Leave every picture out and write out the records below exactly.

* Record list *

^^^^

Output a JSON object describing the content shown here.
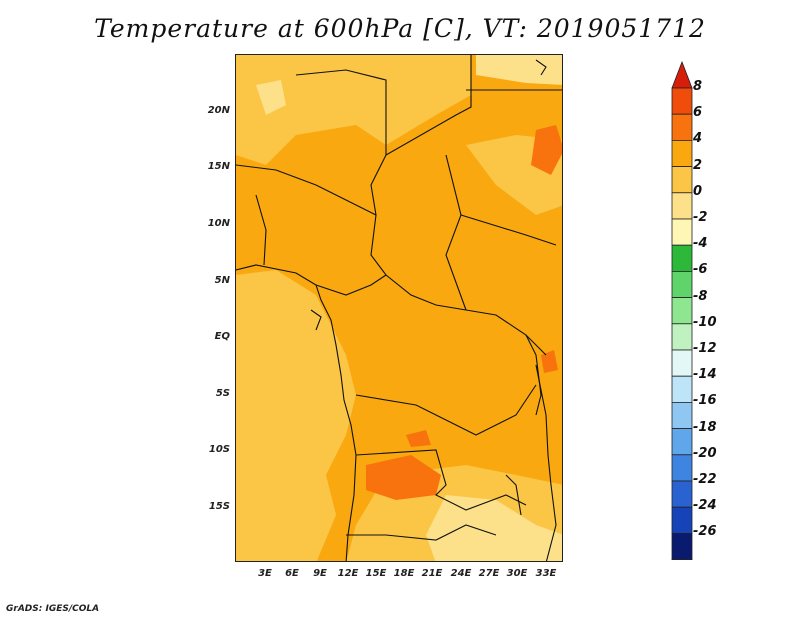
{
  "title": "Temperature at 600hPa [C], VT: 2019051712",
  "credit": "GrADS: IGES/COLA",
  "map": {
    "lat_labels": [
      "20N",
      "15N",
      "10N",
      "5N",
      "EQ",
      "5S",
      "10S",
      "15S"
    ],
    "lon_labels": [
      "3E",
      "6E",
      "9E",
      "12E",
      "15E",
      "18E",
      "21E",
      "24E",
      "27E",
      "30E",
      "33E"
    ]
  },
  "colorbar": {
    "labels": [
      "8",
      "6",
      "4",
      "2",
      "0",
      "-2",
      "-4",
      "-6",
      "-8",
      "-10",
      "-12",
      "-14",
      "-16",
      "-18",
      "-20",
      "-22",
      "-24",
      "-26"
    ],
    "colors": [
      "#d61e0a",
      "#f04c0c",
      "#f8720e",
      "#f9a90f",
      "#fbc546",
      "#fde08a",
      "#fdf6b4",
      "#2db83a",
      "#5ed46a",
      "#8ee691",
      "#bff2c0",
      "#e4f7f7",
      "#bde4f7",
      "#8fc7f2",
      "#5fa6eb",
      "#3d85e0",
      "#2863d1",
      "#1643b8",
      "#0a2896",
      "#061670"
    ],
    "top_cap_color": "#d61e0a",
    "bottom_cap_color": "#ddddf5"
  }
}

^^^^

* Final result *
Output a JSON object describing the content shown here.
{
  "title": "Temperature at 600hPa [C], VT: 2019051712",
  "credit": "GrADS: IGES/COLA",
  "map": {
    "lat_labels": [
      "20N",
      "15N",
      "10N",
      "5N",
      "EQ",
      "5S",
      "10S",
      "15S"
    ],
    "lon_labels": [
      "3E",
      "6E",
      "9E",
      "12E",
      "15E",
      "18E",
      "21E",
      "24E",
      "27E",
      "30E",
      "33E"
    ]
  },
  "colorbar": {
    "labels": [
      "8",
      "6",
      "4",
      "2",
      "0",
      "-2",
      "-4",
      "-6",
      "-8",
      "-10",
      "-12",
      "-14",
      "-16",
      "-18",
      "-20",
      "-22",
      "-24",
      "-26"
    ],
    "colors": [
      "#d61e0a",
      "#f04c0c",
      "#f8720e",
      "#f9a90f",
      "#fbc546",
      "#fde08a",
      "#fdf6b4",
      "#2db83a",
      "#5ed46a",
      "#8ee691",
      "#bff2c0",
      "#e4f7f7",
      "#bde4f7",
      "#8fc7f2",
      "#5fa6eb",
      "#3d85e0",
      "#2863d1",
      "#1643b8",
      "#0a2896",
      "#061670"
    ],
    "top_cap_color": "#d61e0a",
    "bottom_cap_color": "#ddddf5"
  }
}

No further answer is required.